WHAT YOU HAVE TO DO —
Word for word, transcribe the lines below and drop the pictures.
** START OF THE RECORDS **
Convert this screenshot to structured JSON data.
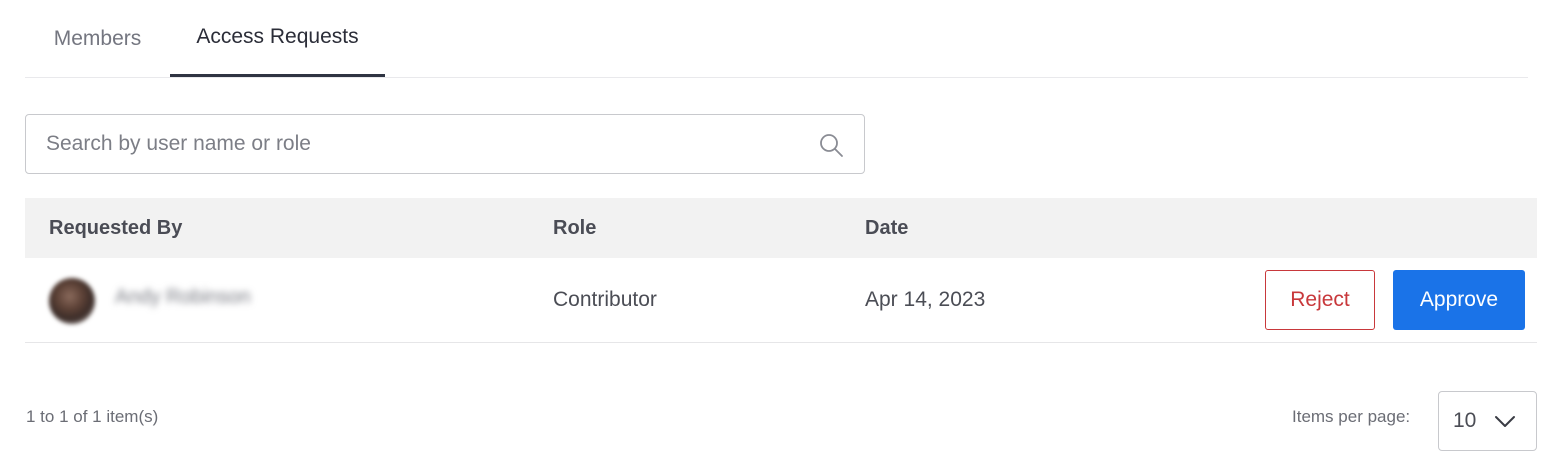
{
  "tabs": [
    {
      "label": "Members",
      "active": false
    },
    {
      "label": "Access Requests",
      "active": true
    }
  ],
  "search": {
    "placeholder": "Search by user name or role",
    "value": "",
    "icon": "search-icon"
  },
  "table": {
    "columns": [
      "Requested By",
      "Role",
      "Date"
    ],
    "rows": [
      {
        "requested_by": "Andy Robinson",
        "role": "Contributor",
        "date": "Apr 14, 2023",
        "reject_label": "Reject",
        "approve_label": "Approve"
      }
    ]
  },
  "footer": {
    "range_text": "1 to 1 of 1 item(s)",
    "per_page_label": "Items per page:",
    "per_page_value": "10"
  },
  "colors": {
    "approve": "#1a73e8",
    "reject": "#c8383b",
    "header_bg": "#f2f2f2"
  }
}
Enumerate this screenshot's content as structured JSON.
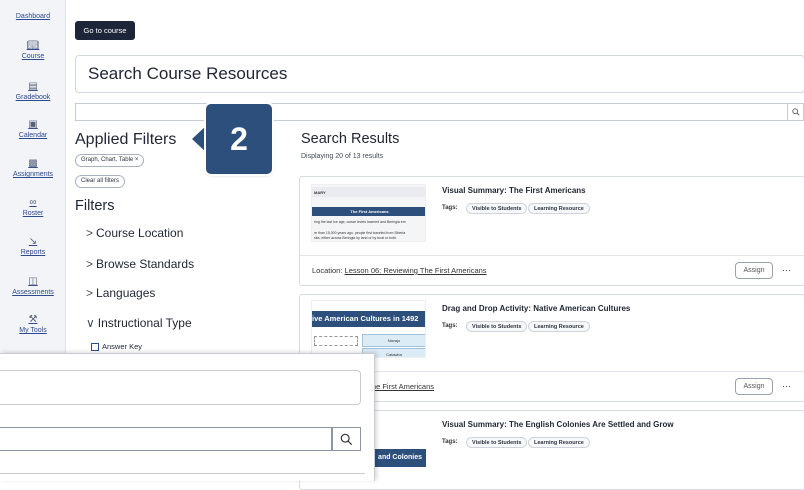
{
  "sidebar": {
    "items": [
      {
        "label": "Dashboard",
        "icon": ""
      },
      {
        "label": "Course",
        "icon": "book-icon"
      },
      {
        "label": "Gradebook",
        "icon": "gradebook-icon"
      },
      {
        "label": "Calendar",
        "icon": "calendar-icon"
      },
      {
        "label": "Assignments",
        "icon": "assignments-icon"
      },
      {
        "label": "Roster",
        "icon": "roster-icon"
      },
      {
        "label": "Reports",
        "icon": "reports-icon"
      },
      {
        "label": "Assessments",
        "icon": "assessments-icon"
      },
      {
        "label": "My Tools",
        "icon": "tools-icon"
      }
    ]
  },
  "header": {
    "go_button": "Go to course",
    "title": "Search Course Resources"
  },
  "filters": {
    "applied_title": "Applied Filters",
    "applied_chip": "Graph, Chart, Table ×",
    "clear_label": "Clear all filters",
    "filters_title": "Filters",
    "groups": [
      {
        "chevron": ">",
        "label": "Course Location"
      },
      {
        "chevron": ">",
        "label": "Browse Standards"
      },
      {
        "chevron": ">",
        "label": "Languages"
      },
      {
        "chevron": "∨",
        "label": "Instructional Type"
      }
    ],
    "checkbox": "Answer Key"
  },
  "badge": {
    "number": "2"
  },
  "results": {
    "title": "Search Results",
    "subtitle": "Displaying 20 of 13 results",
    "tags_label": "Tags:",
    "assign_label": "Assign",
    "more_label": "···",
    "location_prefix": "Location:",
    "cards": [
      {
        "title": "Visual Summary: The First Americans",
        "tags": [
          "Visible to Students",
          "Learning Resource"
        ],
        "location": "Lesson 06: Reviewing The First Americans",
        "thumb_head": "MARY",
        "thumb_banner": "The First Americans",
        "thumb_line1": "ring the last Ice age, ocean levels lowered and Beringia em",
        "thumb_line2": "re than 15,000 years ago, people first traveled from Siberia",
        "thumb_line3": "ska, either across Beringia by land or by boat or both."
      },
      {
        "title": "Drag and Drop Activity: Native American Cultures",
        "tags": [
          "Visible to Students",
          "Learning Resource"
        ],
        "location": "n 06: Reviewing The First Americans",
        "thumb_banner": "ive American Cultures in 1492",
        "thumb_cell1": "Navajo",
        "thumb_cell2": "Catawba"
      },
      {
        "title": "Visual Summary: The English Colonies Are Settled and Grow",
        "tags": [
          "Visible to Students",
          "Learning Resource"
        ],
        "thumb_banner": "and Colonies"
      }
    ]
  },
  "colors": {
    "accent": "#2d4f7c",
    "button_dark": "#1d2638",
    "link": "#2b4a8f"
  }
}
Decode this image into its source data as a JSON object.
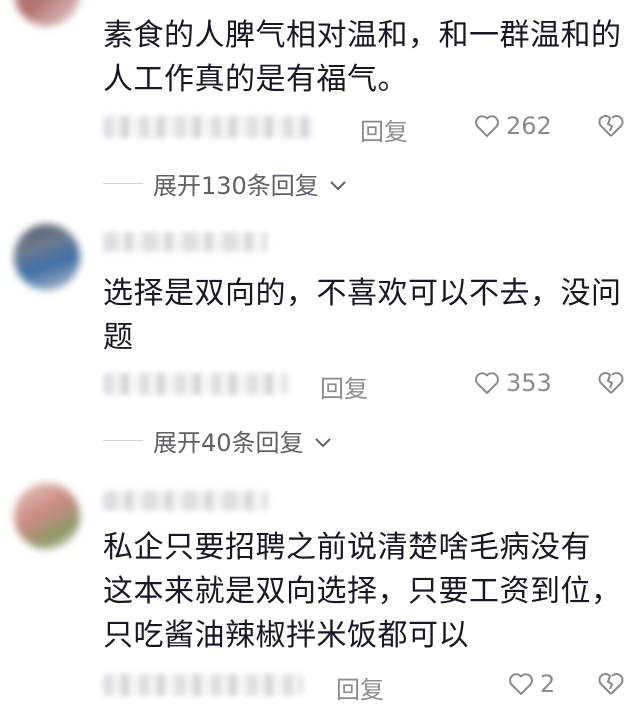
** END OF THE RECORDS **
TASK OUTPUT —
Convert this screenshot to structured JSON data.
{
  "tabs": [
    {
      "label": "Members",
      "active": false
    },
    {
      "label": "Access Requests",
      "active": true
    }
  ],
  "search": {
    "placeholder": "Search by user name or role",
    "value": "",
    "icon": "search-icon"
  },
  "table": {
    "columns": [
      "Requested By",
      "Role",
      "Date"
    ],
    "rows": [
      {
        "requested_by": "Andy Robinson",
        "role": "Contributor",
        "date": "Apr 14, 2023",
        "reject_label": "Reject",
        "approve_label": "Approve"
      }
    ]
  },
  "footer": {
    "range_text": "1 to 1 of 1 item(s)",
    "per_page_label": "Items per page:",
    "per_page_value": "10"
  },
  "colors": {
    "approve": "#1a73e8",
    "reject": "#c8383b",
    "header_bg": "#f2f2f2"
  }
}
Enumerate this screenshot's content as structured JSON.
{
  "sidebar": {
    "items": [
      {
        "label": "Dashboard",
        "icon": ""
      },
      {
        "label": "Course",
        "icon": "book-icon"
      },
      {
        "label": "Gradebook",
        "icon": "gradebook-icon"
      },
      {
        "label": "Calendar",
        "icon": "calendar-icon"
      },
      {
        "label": "Assignments",
        "icon": "assignments-icon"
      },
      {
        "label": "Roster",
        "icon": "roster-icon"
      },
      {
        "label": "Reports",
        "icon": "reports-icon"
      },
      {
        "label": "Assessments",
        "icon": "assessments-icon"
      },
      {
        "label": "My Tools",
        "icon": "tools-icon"
      }
    ]
  },
  "header": {
    "go_button": "Go to course",
    "title": "Search Course Resources"
  },
  "filters": {
    "applied_title": "Applied Filters",
    "applied_chip": "Graph, Chart, Table ×",
    "clear_label": "Clear all filters",
    "filters_title": "Filters",
    "groups": [
      {
        "chevron": ">",
        "label": "Course Location"
      },
      {
        "chevron": ">",
        "label": "Browse Standards"
      },
      {
        "chevron": ">",
        "label": "Languages"
      },
      {
        "chevron": "∨",
        "label": "Instructional Type"
      }
    ],
    "checkbox": "Answer Key"
  },
  "badge": {
    "number": "2"
  },
  "results": {
    "title": "Search Results",
    "subtitle": "Displaying 20 of 13 results",
    "tags_label": "Tags:",
    "assign_label": "Assign",
    "more_label": "···",
    "location_prefix": "Location:",
    "cards": [
      {
        "title": "Visual Summary: The First Americans",
        "tags": [
          "Visible to Students",
          "Learning Resource"
        ],
        "location": "Lesson 06: Reviewing The First Americans",
        "thumb_head": "MARY",
        "thumb_banner": "The First Americans",
        "thumb_line1": "ring the last Ice age, ocean levels lowered and Beringia em",
        "thumb_line2": "re than 15,000 years ago, people first traveled from Siberia",
        "thumb_line3": "ska, either across Beringia by land or by boat or both."
      },
      {
        "title": "Drag and Drop Activity: Native American Cultures",
        "tags": [
          "Visible to Students",
          "Learning Resource"
        ],
        "location": "n 06: Reviewing The First Americans",
        "thumb_banner": "ive American Cultures in 1492",
        "thumb_cell1": "Navajo",
        "thumb_cell2": "Catawba"
      },
      {
        "title": "Visual Summary: The English Colonies Are Settled and Grow",
        "tags": [
          "Visible to Students",
          "Learning Resource"
        ],
        "thumb_banner": "and Colonies"
      }
    ]
  },
  "colors": {
    "accent": "#2d4f7c",
    "button_dark": "#1d2638",
    "link": "#2b4a8f"
  }
}
Decode this image into its source data as a JSON object.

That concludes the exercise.